Keep only those lines of the records that include the string "innovations".

- - -

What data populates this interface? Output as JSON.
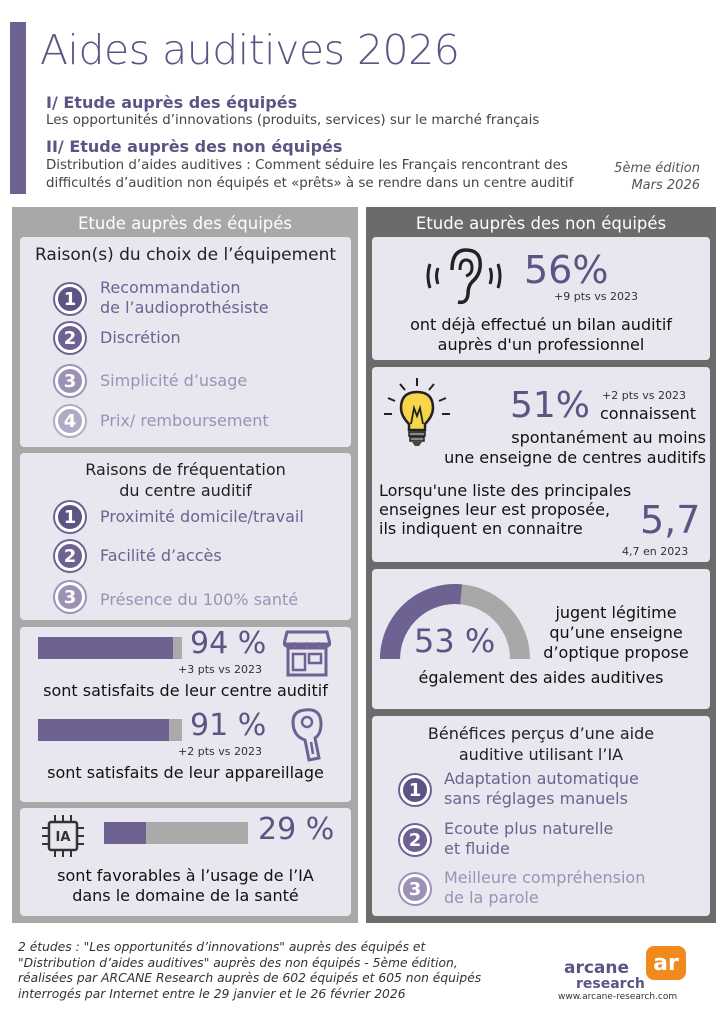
{
  "header": {
    "title": "Aides auditives 2026",
    "section1_title": "I/ Etude auprès des équipés",
    "section1_desc": "Les opportunités d’innovations (produits, services) sur le marché français",
    "section2_title": "II/ Etude auprès des non équipés",
    "section2_desc_line1": "Distribution d’aides auditives : Comment séduire les Français rencontrant des",
    "section2_desc_line2": "difficultés d’audition non équipés et «prêts» à se rendre dans un centre auditif",
    "edition_line1": "5ème édition",
    "edition_line2": "Mars 2026"
  },
  "left": {
    "header": "Etude auprès des équipés",
    "choice": {
      "title": "Raison(s) du choix de l’équipement",
      "items": [
        {
          "num": "1",
          "line1": "Recommandation",
          "line2": "de l’audioprothésiste"
        },
        {
          "num": "2",
          "line1": "Discrétion"
        },
        {
          "num": "3",
          "line1": "Simplicité d’usage"
        },
        {
          "num": "4",
          "line1": "Prix/ remboursement"
        }
      ]
    },
    "frequentation": {
      "title_line1": "Raisons de fréquentation",
      "title_line2": "du centre auditif",
      "items": [
        {
          "num": "1",
          "label": "Proximité domicile/travail"
        },
        {
          "num": "2",
          "label": "Facilité d’accès"
        },
        {
          "num": "3",
          "label": "Présence du 100% santé"
        }
      ]
    },
    "satisfaction": [
      {
        "value": "94 %",
        "fraction": 0.94,
        "delta": "+3 pts vs 2023",
        "label": "sont satisfaits de leur centre auditif",
        "icon": "store-icon"
      },
      {
        "value": "91 %",
        "fraction": 0.91,
        "delta": "+2 pts vs 2023",
        "label": "sont satisfaits de leur appareillage",
        "icon": "hearing-aid-icon"
      }
    ],
    "ia": {
      "chip_label": "IA",
      "value": "29 %",
      "fraction": 0.29,
      "label_line1": "sont favorables à l’usage de l’IA",
      "label_line2": "dans le domaine de la santé"
    }
  },
  "right": {
    "header": "Etude auprès des non équipés",
    "bilan": {
      "value": "56%",
      "delta": "+9 pts vs 2023",
      "label_line1": "ont déjà effectué un bilan auditif",
      "label_line2": "auprès d'un professionnel"
    },
    "enseignes": {
      "delta": "+2 pts vs 2023",
      "value": "51%",
      "label_line1": "connaissent",
      "label_line2": "spontanément au moins",
      "label_line3": "une enseigne de centres auditifs",
      "list_line1": "Lorsqu'une liste des principales",
      "list_line2": "enseignes leur est proposée,",
      "list_line3": "ils indiquent en connaitre",
      "list_value": "5,7",
      "list_prev": "4,7 en 2023"
    },
    "optique": {
      "value": "53 %",
      "fraction": 0.53,
      "label_line1": "jugent légitime",
      "label_line2": "qu’une enseigne",
      "label_line3": "d’optique propose",
      "label_line4": "également des aides auditives"
    },
    "benefices": {
      "title_line1": "Bénéfices perçus d’une aide",
      "title_line2": "auditive utilisant l’IA",
      "items": [
        {
          "num": "1",
          "line1": "Adaptation automatique",
          "line2": "sans réglages manuels"
        },
        {
          "num": "2",
          "line1": "Ecoute plus naturelle",
          "line2": "et fluide"
        },
        {
          "num": "3",
          "line1": "Meilleure compréhension",
          "line2": "de la parole"
        }
      ]
    }
  },
  "footer": {
    "line1": "2 études : \"Les opportunités d’innovations\" auprès des équipés et",
    "line2": "\"Distribution d’aides auditives\" auprès des non équipés - 5ème édition,",
    "line3": "réalisées par ARCANE Research auprès de 602 équipés et 605 non équipés",
    "line4": "interrogés par Internet entre le 29 janvier et le 26 février 2026",
    "logo_word1": "arcane",
    "logo_mark": "ar",
    "logo_word2": "research",
    "website": "www.arcane-research.com"
  },
  "colors": {
    "accent": "#6d6292",
    "panel_dark": "#6b6b6b",
    "panel_light": "#a8a8a8",
    "card": "#e8e6ee",
    "logo_orange": "#f08a1c"
  }
}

- - -

Problem solution:
    "section1_desc": "Les opportunités d’innovations (produits, services) sur le marché français",
    "line1": "2 études : \"Les opportunités d’innovations\" auprès des équipés et",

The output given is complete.